(Exercise objective) Write out the whole listing, matching it exactly.

(Data for processing)
>>>
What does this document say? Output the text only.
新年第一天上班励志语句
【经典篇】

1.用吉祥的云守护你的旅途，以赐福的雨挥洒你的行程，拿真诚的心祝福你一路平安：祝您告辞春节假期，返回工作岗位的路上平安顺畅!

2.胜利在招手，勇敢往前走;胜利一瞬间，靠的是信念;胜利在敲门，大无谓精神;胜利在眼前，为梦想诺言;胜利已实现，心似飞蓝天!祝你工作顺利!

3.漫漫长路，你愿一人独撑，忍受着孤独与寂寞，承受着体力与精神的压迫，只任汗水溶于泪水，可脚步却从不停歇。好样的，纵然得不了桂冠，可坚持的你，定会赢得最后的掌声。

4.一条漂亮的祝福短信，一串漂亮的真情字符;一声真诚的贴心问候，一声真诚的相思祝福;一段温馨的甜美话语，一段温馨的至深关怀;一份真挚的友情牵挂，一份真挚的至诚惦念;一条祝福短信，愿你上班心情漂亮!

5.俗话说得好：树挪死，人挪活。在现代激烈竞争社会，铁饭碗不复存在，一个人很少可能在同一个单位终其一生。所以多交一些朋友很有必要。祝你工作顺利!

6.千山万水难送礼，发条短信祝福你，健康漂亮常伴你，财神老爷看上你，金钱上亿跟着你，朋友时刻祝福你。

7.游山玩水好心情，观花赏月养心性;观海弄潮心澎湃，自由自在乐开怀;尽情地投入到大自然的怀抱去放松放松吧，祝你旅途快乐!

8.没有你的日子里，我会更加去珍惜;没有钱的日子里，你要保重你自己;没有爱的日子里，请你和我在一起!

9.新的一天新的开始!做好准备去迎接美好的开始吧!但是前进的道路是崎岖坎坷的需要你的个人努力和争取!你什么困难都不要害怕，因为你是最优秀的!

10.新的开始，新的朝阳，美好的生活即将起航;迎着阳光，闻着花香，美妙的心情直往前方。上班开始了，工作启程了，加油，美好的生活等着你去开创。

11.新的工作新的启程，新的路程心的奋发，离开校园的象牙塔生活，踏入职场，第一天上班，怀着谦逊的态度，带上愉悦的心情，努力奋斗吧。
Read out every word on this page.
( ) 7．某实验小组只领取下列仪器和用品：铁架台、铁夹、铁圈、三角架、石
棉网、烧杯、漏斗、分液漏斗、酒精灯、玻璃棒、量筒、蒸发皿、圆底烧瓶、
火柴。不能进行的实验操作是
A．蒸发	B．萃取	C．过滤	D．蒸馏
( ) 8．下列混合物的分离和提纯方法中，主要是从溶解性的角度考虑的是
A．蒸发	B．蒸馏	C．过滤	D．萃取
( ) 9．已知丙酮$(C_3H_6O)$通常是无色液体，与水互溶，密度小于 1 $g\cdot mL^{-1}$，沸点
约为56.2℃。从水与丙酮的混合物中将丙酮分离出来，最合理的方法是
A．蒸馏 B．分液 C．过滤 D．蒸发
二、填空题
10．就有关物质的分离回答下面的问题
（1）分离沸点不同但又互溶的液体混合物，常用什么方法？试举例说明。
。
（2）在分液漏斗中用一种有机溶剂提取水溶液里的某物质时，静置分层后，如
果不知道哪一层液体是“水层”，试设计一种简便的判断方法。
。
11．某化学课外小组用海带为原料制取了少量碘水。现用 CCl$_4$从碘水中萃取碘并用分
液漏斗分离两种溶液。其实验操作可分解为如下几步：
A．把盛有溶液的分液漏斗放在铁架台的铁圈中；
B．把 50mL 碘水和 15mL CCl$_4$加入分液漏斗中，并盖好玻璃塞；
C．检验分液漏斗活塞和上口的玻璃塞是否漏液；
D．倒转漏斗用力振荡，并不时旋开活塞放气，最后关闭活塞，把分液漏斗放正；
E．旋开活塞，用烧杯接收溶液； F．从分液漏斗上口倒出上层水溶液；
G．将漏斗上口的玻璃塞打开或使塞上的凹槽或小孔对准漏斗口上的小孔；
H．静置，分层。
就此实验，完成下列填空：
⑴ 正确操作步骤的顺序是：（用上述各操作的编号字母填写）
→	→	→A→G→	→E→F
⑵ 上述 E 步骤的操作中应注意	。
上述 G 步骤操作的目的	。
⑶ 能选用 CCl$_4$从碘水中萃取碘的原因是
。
<<<
(Worked solution)
What does this document say? Output the text only.
新年第一天上班励志语句
【经典篇】

1.用吉祥的云守护你的旅途，以赐福的雨挥洒你的行程，拿真诚的心祝福你一路平安：祝您告辞春节假期，返回工作岗位的路上平安顺畅!

2.胜利在招手，勇敢往前走;胜利一瞬间，靠的是信念;胜利在敲门，大无谓精神;胜利在眼前，为梦想诺言;胜利已实现，心似飞蓝天!祝你工作顺利!

3.漫漫长路，你愿一人独撑，忍受着孤独与寂寞，承受着体力与精神的压迫，只任汗水溶于泪水，可脚步却从不停歇。好样的，纵然得不了桂冠，可坚持的你，定会赢得最后的掌声。

4.一条漂亮的祝福短信，一串漂亮的真情字符;一声真诚的贴心问候，一声真诚的相思祝福;一段温馨的甜美话语，一段温馨的至深关怀;一份真挚的友情牵挂，一份真挚的至诚惦念;一条祝福短信，愿你上班心情漂亮!

5.俗话说得好：树挪死，人挪活。在现代激烈竞争社会，铁饭碗不复存在，一个人很少可能在同一个单位终其一生。所以多交一些朋友很有必要。祝你工作顺利!

6.千山万水难送礼，发条短信祝福你，健康漂亮常伴你，财神老爷看上你，金钱上亿跟着你，朋友时刻祝福你。

7.游山玩水好心情，观花赏月养心性;观海弄潮心澎湃，自由自在乐开怀;尽情地投入到大自然的怀抱去放松放松吧，祝你旅途快乐!

8.没有你的日子里，我会更加去珍惜;没有钱的日子里，你要保重你自己;没有爱的日子里，请你和我在一起!

9.新的一天新的开始!做好准备去迎接美好的开始吧!但是前进的道路是崎岖坎坷的需要你的个人努力和争取!你什么困难都不要害怕，因为你是最优秀的!

10.新的开始，新的朝阳，美好的生活即将起航;迎着阳光，闻着花香，美妙的心情直往前方。上班开始了，工作启程了，加油，美好的生活等着你去开创。

11.新的工作新的启程，新的路程心的奋发，离开校园的象牙塔生活，踏入职场，第一天上班，怀着谦逊的态度，带上愉悦的心情，努力奋斗吧。
Read out every word on this page.
( ) 7．某实验小组只领取下列仪器和用品：铁架台、铁夹、铁圈、三角架、石
棉网、烧杯、漏斗、分液漏斗、酒精灯、玻璃棒、量筒、蒸发皿、圆底烧瓶、
火柴。不能进行的实验操作是
A．蒸发	B．萃取	C．过滤	D．蒸馏
( ) 8．下列混合物的分离和提纯方法中，主要是从溶解性的角度考虑的是
A．蒸发	B．蒸馏	C．过滤	D．萃取
( ) 9．已知丙酮$(C_3H_6O)$通常是无色液体，与水互溶，密度小于 1 $g\cdot mL^{-1}$，沸点
约为56.2℃。从水与丙酮的混合物中将丙酮分离出来，最合理的方法是
A．蒸馏 B．分液 C．过滤 D．蒸发
二、填空题
10．就有关物质的分离回答下面的问题
（1）分离沸点不同但又互溶的液体混合物，常用什么方法？试举例说明。
。
（2）在分液漏斗中用一种有机溶剂提取水溶液里的某物质时，静置分层后，如
果不知道哪一层液体是“水层”，试设计一种简便的判断方法。
。
11．某化学课外小组用海带为原料制取了少量碘水。现用 CCl$_4$从碘水中萃取碘并用分
液漏斗分离两种溶液。其实验操作可分解为如下几步：
A．把盛有溶液的分液漏斗放在铁架台的铁圈中；
B．把 50mL 碘水和 15mL CCl$_4$加入分液漏斗中，并盖好玻璃塞；
C．检验分液漏斗活塞和上口的玻璃塞是否漏液；
D．倒转漏斗用力振荡，并不时旋开活塞放气，最后关闭活塞，把分液漏斗放正；
E．旋开活塞，用烧杯接收溶液； F．从分液漏斗上口倒出上层水溶液；
G．将漏斗上口的玻璃塞打开或使塞上的凹槽或小孔对准漏斗口上的小孔；
H．静置，分层。
就此实验，完成下列填空：
⑴ 正确操作步骤的顺序是：（用上述各操作的编号字母填写）
→	→	→A→G→	→E→F
⑵ 上述 E 步骤的操作中应注意	。
上述 G 步骤操作的目的	。
⑶ 能选用 CCl$_4$从碘水中萃取碘的原因是
。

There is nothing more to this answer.